*WORK TO DO:* Every entry should be repeated exactly. Omit the pictures.

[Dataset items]
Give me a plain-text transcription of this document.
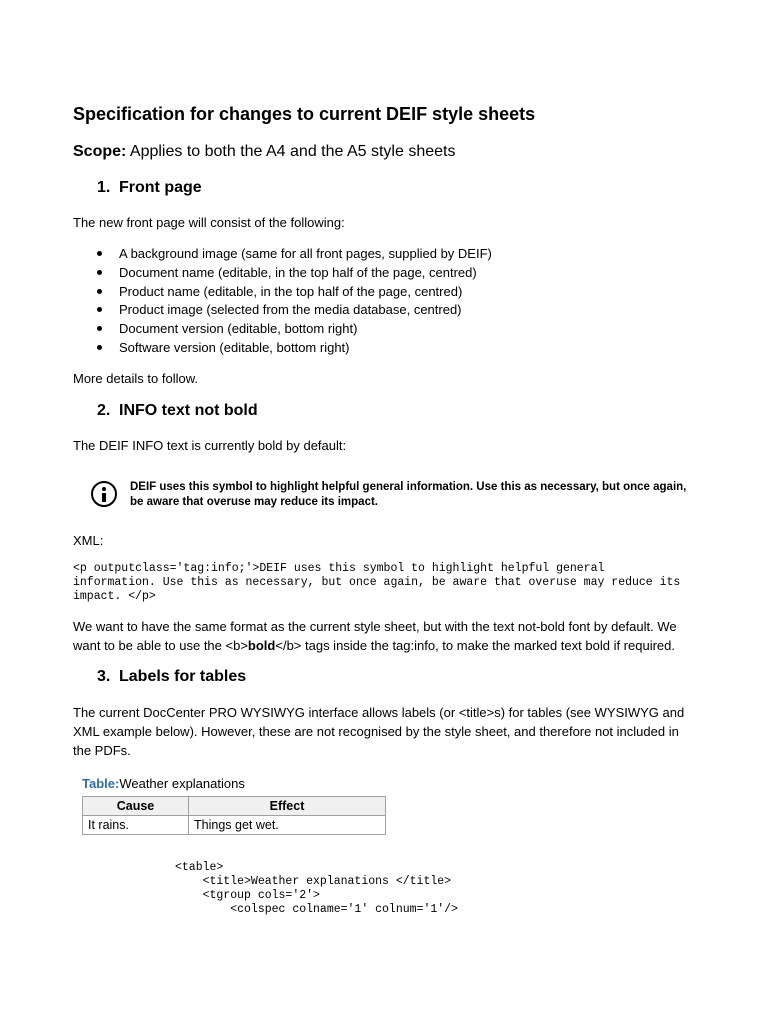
Specification for changes to current DEIF style sheets
Scope: Applies to both the A4 and the A5 style sheets
1. Front page
The new front page will consist of the following:
A background image (same for all front pages, supplied by DEIF)
Document name (editable, in the top half of the page, centred)
Product name (editable, in the top half of the page, centred)
Product image (selected from the media database, centred)
Document version (editable, bottom right)
Software version (editable, bottom right)
More details to follow.
2. INFO text not bold
The DEIF INFO text is currently bold by default:
DEIF uses this symbol to highlight helpful general information. Use this as necessary, but once again, be aware that overuse may reduce its impact.
XML:
<p outputclass='tag:info;'>DEIF uses this symbol to highlight helpful general
information. Use this as necessary, but once again, be aware that overuse may reduce its
impact. </p>
We want to have the same format as the current style sheet, but with the text not-bold font by default. We want to be able to use the <b>bold</b> tags inside the tag:info, to make the marked text bold if required.
3. Labels for tables
The current DocCenter PRO WYSIWYG interface allows labels (or <title>s) for tables (see WYSIWYG and XML example below). However, these are not recognised by the style sheet, and therefore not included in the PDFs.
Table:Weather explanations
Cause	Effect
It rains.	Things get wet.
<table>
<title>Weather explanations </title>
<tgroup cols='2'>
<colspec colname='1' colnum='1'/>
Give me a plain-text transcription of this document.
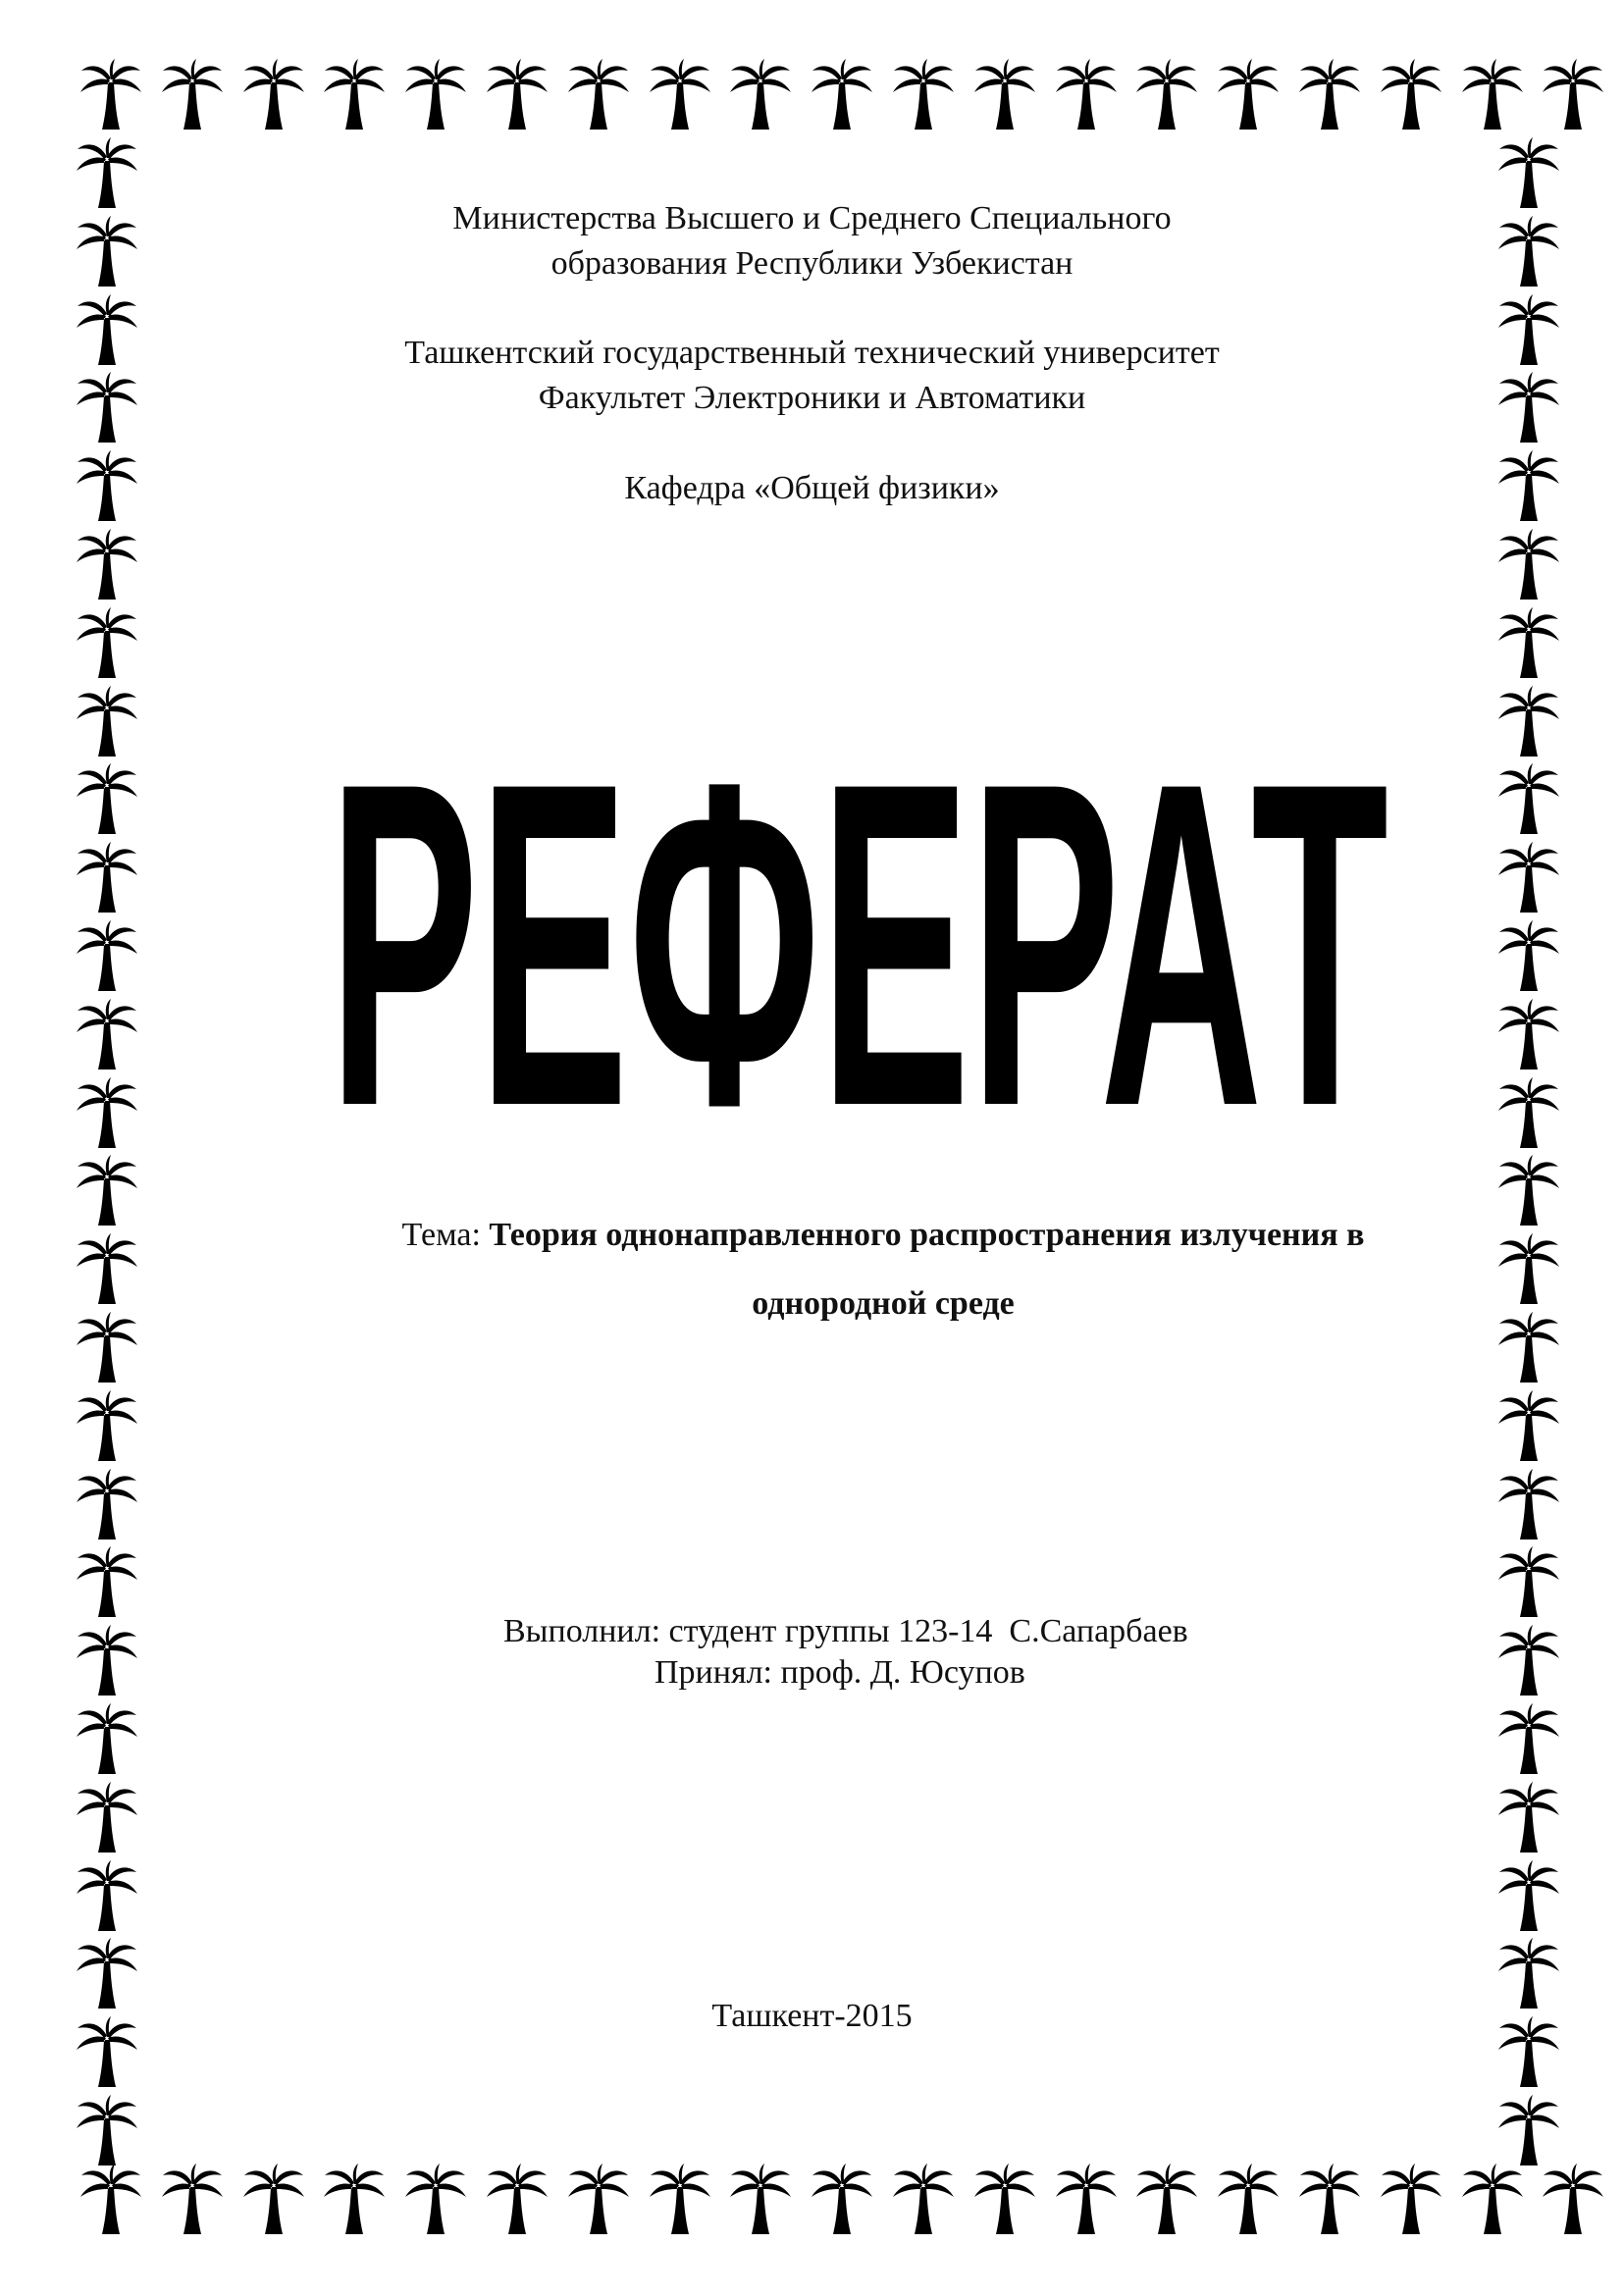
Министерства Высшего и Среднего Специального
образования Республики Узбекистан
Ташкентский государственный технический университет
Факультет Электроники и Автоматики
Кафедра «Общей физики»
РЕФЕРАТ
Тема: Теория однонаправленного распространения излучения в
однородной среде
Выполнил: студент группы 123-14  С.Сапарбаев
Принял: проф. Д. Юсупов
Ташкент-2015
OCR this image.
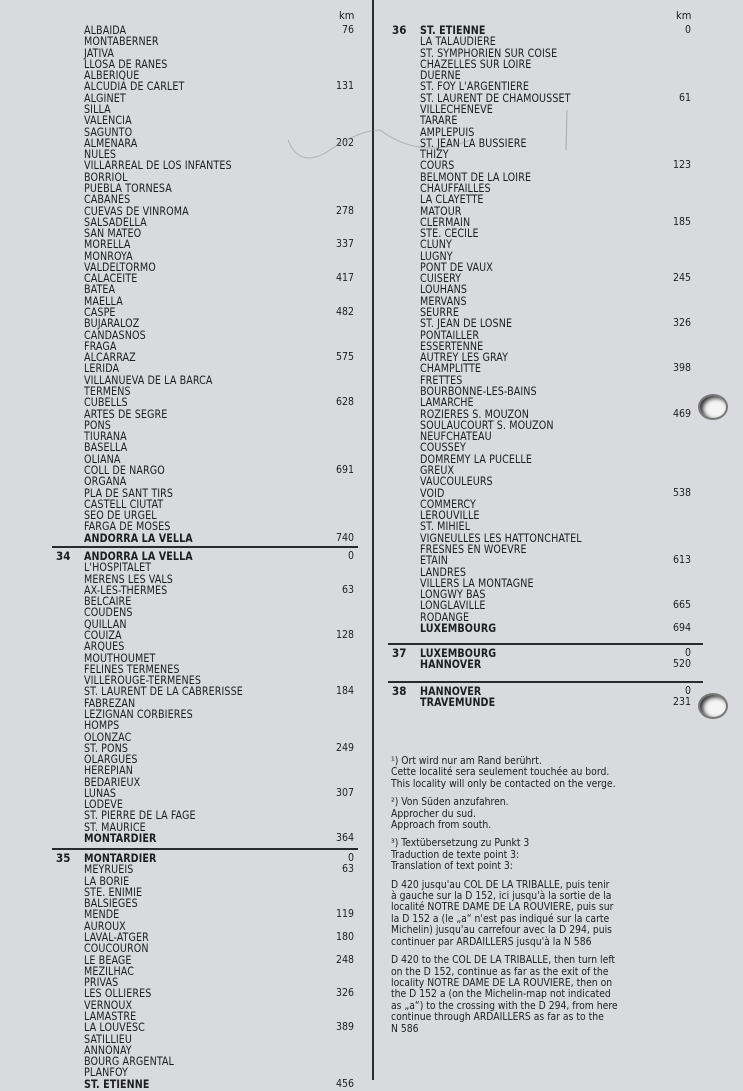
km	km
ALBAIDA	76
MONTABERNER
JATIVA
LLOSA DE RANES
ALBERIQUE
ALCUDIA DE CARLET	131
ALGINET
SILLA
VALENCIA
SAGUNTO
ALMENARA	202
NULES
VILLARREAL DE LOS INFANTES
BORRIOL
PUEBLA TORNESA
CABANES
CUEVAS DE VINROMA	278
SALSADELLA
SAN MATEO
MORELLA	337
MONROYA
VALDELTORMO
CALACEITE	417
BATEA
MAELLA
CASPE	482
BUJARALOZ
CANDASNOS
FRAGA
ALCARRAZ	575
LERIDA
VILLANUEVA DE LA BARCA
TERMENS
CUBELLS	628
ARTES DE SEGRE
PONS
TIURANA
BASELLA
OLIANA
COLL DE NARGO	691
ORGANA
PLA DE SANT TIRS
CASTELL CIUTAT
SEO DE URGEL
FARGA DE MOSES
ANDORRA LA VELLA	740
34 ANDORRA LA VELLA	0
L'HOSPITALET
MERENS LES VALS
AX-LES-THERMES	63
BELCAIRE
COUDENS
QUILLAN
COUIZA	128
ARQUES
MOUTHOUMET
FELINES TERMENES
VILLEROUGE-TERMENES
ST. LAURENT DE LA CABRERISSE	184
FABREZAN
LEZIGNAN CORBIERES
HOMPS
OLONZAC
ST. PONS	249
OLARGUES
HEREPIAN
BEDARIEUX
LUNAS	307
LODEVE
ST. PIERRE DE LA FAGE
ST. MAURICE
MONTARDIER	364
35 MONTARDIER	0
MEYRUEIS	63
LA BORIE
STE. ENIMIE
BALSIEGES
MENDE	119
AUROUX
LAVAL-ATGER	180
COUCOURON
LE BEAGE	248
MEZILHAC
PRIVAS
LES OLLIERES	326
VERNOUX
LAMASTRE
LA LOUVESC	389
SATILLIEU
ANNONAY
BOURG ARGENTAL
PLANFOY
ST. ETIENNE	456
36 ST. ETIENNE	0
LA TALAUDIERE
ST. SYMPHORIEN SUR COISE
CHAZELLES SUR LOIRE
DUERNE
ST. FOY L'ARGENTIERE
ST. LAURENT DE CHAMOUSSET	61
VILLECHENEVE
TARARE
AMPLEPUIS
ST. JEAN LA BUSSIERE
THIZY
COURS	123
BELMONT DE LA LOIRE
CHAUFFAILLES
LA CLAYETTE
MATOUR
CLERMAIN	185
STE. CECILE
CLUNY
LUGNY
PONT DE VAUX
CUISERY	245
LOUHANS
MERVANS
SEURRE
ST. JEAN DE LOSNE	326
PONTAILLER
ESSERTENNE
AUTREY LES GRAY
CHAMPLITTE	398
FRETTES
BOURBONNE-LES-BAINS
LAMARCHE
ROZIERES S. MOUZON	469
SOULAUCOURT S. MOUZON
NEUFCHATEAU
COUSSEY
DOMREMY LA PUCELLE
GREUX
VAUCOULEURS
VOID	538
COMMERCY
LEROUVILLE
ST. MIHIEL
VIGNEULLES LES HATTONCHATEL
FRESNES EN WOEVRE
ETAIN	613
LANDRES
VILLERS LA MONTAGNE
LONGWY BAS
LONGLAVILLE	665
RODANGE
LUXEMBOURG	694
37 LUXEMBOURG	0
HANNOVER	520
38 HANNOVER	0
TRAVEMUNDE	231

¹) Ort wird nur am Rand berührt.
Cette localité sera seulement touchée au bord.
This locality will only be contacted on the verge.

²) Von Süden anzufahren.
Approcher du sud.
Approach from south.

³) Textübersetzung zu Punkt 3
Traduction de texte point 3:
Translation of text point 3:

D 420 jusqu'au COL DE LA TRIBALLE, puis tenir
à gauche sur la D 152, ici jusqu'à la sortie de la
localité NOTRE DAME DE LA ROUVIERE, puis sur
la D 152 a (le „a“ n'est pas indiqué sur la carte
Michelin) jusqu'au carrefour avec la D 294, puis
continuer par ARDAILLERS jusqu'à la N 586

D 420 to the COL DE LA TRIBALLE, then turn left
on the D 152, continue as far as the exit of the
locality NOTRE DAME DE LA ROUVIERE, then on
the D 152 a (on the Michelin-map not indicated
as „a“) to the crossing with the D 294, from here
continue through ARDAILLERS as far as to the
N 586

*EXERCISE ANSWER:*
Give me a plain-text transcription of this document.
Specification for changes to current DEIF style sheets
Scope: Applies to both the A4 and the A5 style sheets
1. Front page
The new front page will consist of the following:
A background image (same for all front pages, supplied by DEIF)
Document name (editable, in the top half of the page, centred)
Product name (editable, in the top half of the page, centred)
Product image (selected from the media database, centred)
Document version (editable, bottom right)
Software version (editable, bottom right)
More details to follow.
2. INFO text not bold
The DEIF INFO text is currently bold by default:
DEIF uses this symbol to highlight helpful general information. Use this as necessary, but once again, be aware that overuse may reduce its impact.
XML:
<p outputclass='tag:info;'>DEIF uses this symbol to highlight helpful general
information. Use this as necessary, but once again, be aware that overuse may reduce its
impact. </p>
We want to have the same format as the current style sheet, but with the text not-bold font by default. We want to be able to use the <b>bold</b> tags inside the tag:info, to make the marked text bold if required.
3. Labels for tables
The current DocCenter PRO WYSIWYG interface allows labels (or <title>s) for tables (see WYSIWYG and XML example below). However, these are not recognised by the style sheet, and therefore not included in the PDFs.
Table:Weather explanations
Cause	Effect
It rains.	Things get wet.
<table>
<title>Weather explanations </title>
<tgroup cols='2'>
<colspec colname='1' colnum='1'/>
Give me a plain-text transcription of this document.
Министерства Высшего и Среднего Специального
образования Республики Узбекистан
Ташкентский государственный технический университет
Факультет Электроники и Автоматики
Кафедра «Общей физики»
РЕФЕРАТ
Тема: Теория однонаправленного распространения излучения в
однородной среде
Выполнил: студент группы 123-14  С.Сапарбаев
Принял: проф. Д. Юсупов
Ташкент-2015
OCR this image.
km	km
ALBAIDA	76
MONTABERNER
JATIVA
LLOSA DE RANES
ALBERIQUE
ALCUDIA DE CARLET	131
ALGINET
SILLA
VALENCIA
SAGUNTO
ALMENARA	202
NULES
VILLARREAL DE LOS INFANTES
BORRIOL
PUEBLA TORNESA
CABANES
CUEVAS DE VINROMA	278
SALSADELLA
SAN MATEO
MORELLA	337
MONROYA
VALDELTORMO
CALACEITE	417
BATEA
MAELLA
CASPE	482
BUJARALOZ
CANDASNOS
FRAGA
ALCARRAZ	575
LERIDA
VILLANUEVA DE LA BARCA
TERMENS
CUBELLS	628
ARTES DE SEGRE
PONS
TIURANA
BASELLA
OLIANA
COLL DE NARGO	691
ORGANA
PLA DE SANT TIRS
CASTELL CIUTAT
SEO DE URGEL
FARGA DE MOSES
ANDORRA LA VELLA	740
34 ANDORRA LA VELLA	0
L'HOSPITALET
MERENS LES VALS
AX-LES-THERMES	63
BELCAIRE
COUDENS
QUILLAN
COUIZA	128
ARQUES
MOUTHOUMET
FELINES TERMENES
VILLEROUGE-TERMENES
ST. LAURENT DE LA CABRERISSE	184
FABREZAN
LEZIGNAN CORBIERES
HOMPS
OLONZAC
ST. PONS	249
OLARGUES
HEREPIAN
BEDARIEUX
LUNAS	307
LODEVE
ST. PIERRE DE LA FAGE
ST. MAURICE
MONTARDIER	364
35 MONTARDIER	0
MEYRUEIS	63
LA BORIE
STE. ENIMIE
BALSIEGES
MENDE	119
AUROUX
LAVAL-ATGER	180
COUCOURON
LE BEAGE	248
MEZILHAC
PRIVAS
LES OLLIERES	326
VERNOUX
LAMASTRE
LA LOUVESC	389
SATILLIEU
ANNONAY
BOURG ARGENTAL
PLANFOY
ST. ETIENNE	456
36 ST. ETIENNE	0
LA TALAUDIERE
ST. SYMPHORIEN SUR COISE
CHAZELLES SUR LOIRE
DUERNE
ST. FOY L'ARGENTIERE
ST. LAURENT DE CHAMOUSSET	61
VILLECHENEVE
TARARE
AMPLEPUIS
ST. JEAN LA BUSSIERE
THIZY
COURS	123
BELMONT DE LA LOIRE
CHAUFFAILLES
LA CLAYETTE
MATOUR
CLERMAIN	185
STE. CECILE
CLUNY
LUGNY
PONT DE VAUX
CUISERY	245
LOUHANS
MERVANS
SEURRE
ST. JEAN DE LOSNE	326
PONTAILLER
ESSERTENNE
AUTREY LES GRAY
CHAMPLITTE	398
FRETTES
BOURBONNE-LES-BAINS
LAMARCHE
ROZIERES S. MOUZON	469
SOULAUCOURT S. MOUZON
NEUFCHATEAU
COUSSEY
DOMREMY LA PUCELLE
GREUX
VAUCOULEURS
VOID	538
COMMERCY
LEROUVILLE
ST. MIHIEL
VIGNEULLES LES HATTONCHATEL
FRESNES EN WOEVRE
ETAIN	613
LANDRES
VILLERS LA MONTAGNE
LONGWY BAS
LONGLAVILLE	665
RODANGE
LUXEMBOURG	694
37 LUXEMBOURG	0
HANNOVER	520
38 HANNOVER	0
TRAVEMUNDE	231

¹) Ort wird nur am Rand berührt.
Cette localité sera seulement touchée au bord.
This locality will only be contacted on the verge.

²) Von Süden anzufahren.
Approcher du sud.
Approach from south.

³) Textübersetzung zu Punkt 3
Traduction de texte point 3:
Translation of text point 3:

D 420 jusqu'au COL DE LA TRIBALLE, puis tenir
à gauche sur la D 152, ici jusqu'à la sortie de la
localité NOTRE DAME DE LA ROUVIERE, puis sur
la D 152 a (le „a“ n'est pas indiqué sur la carte
Michelin) jusqu'au carrefour avec la D 294, puis
continuer par ARDAILLERS jusqu'à la N 586

D 420 to the COL DE LA TRIBALLE, then turn left
on the D 152, continue as far as the exit of the
locality NOTRE DAME DE LA ROUVIERE, then on
the D 152 a (on the Michelin-map not indicated
as „a“) to the crossing with the D 294, from here
continue through ARDAILLERS as far as to the
N 586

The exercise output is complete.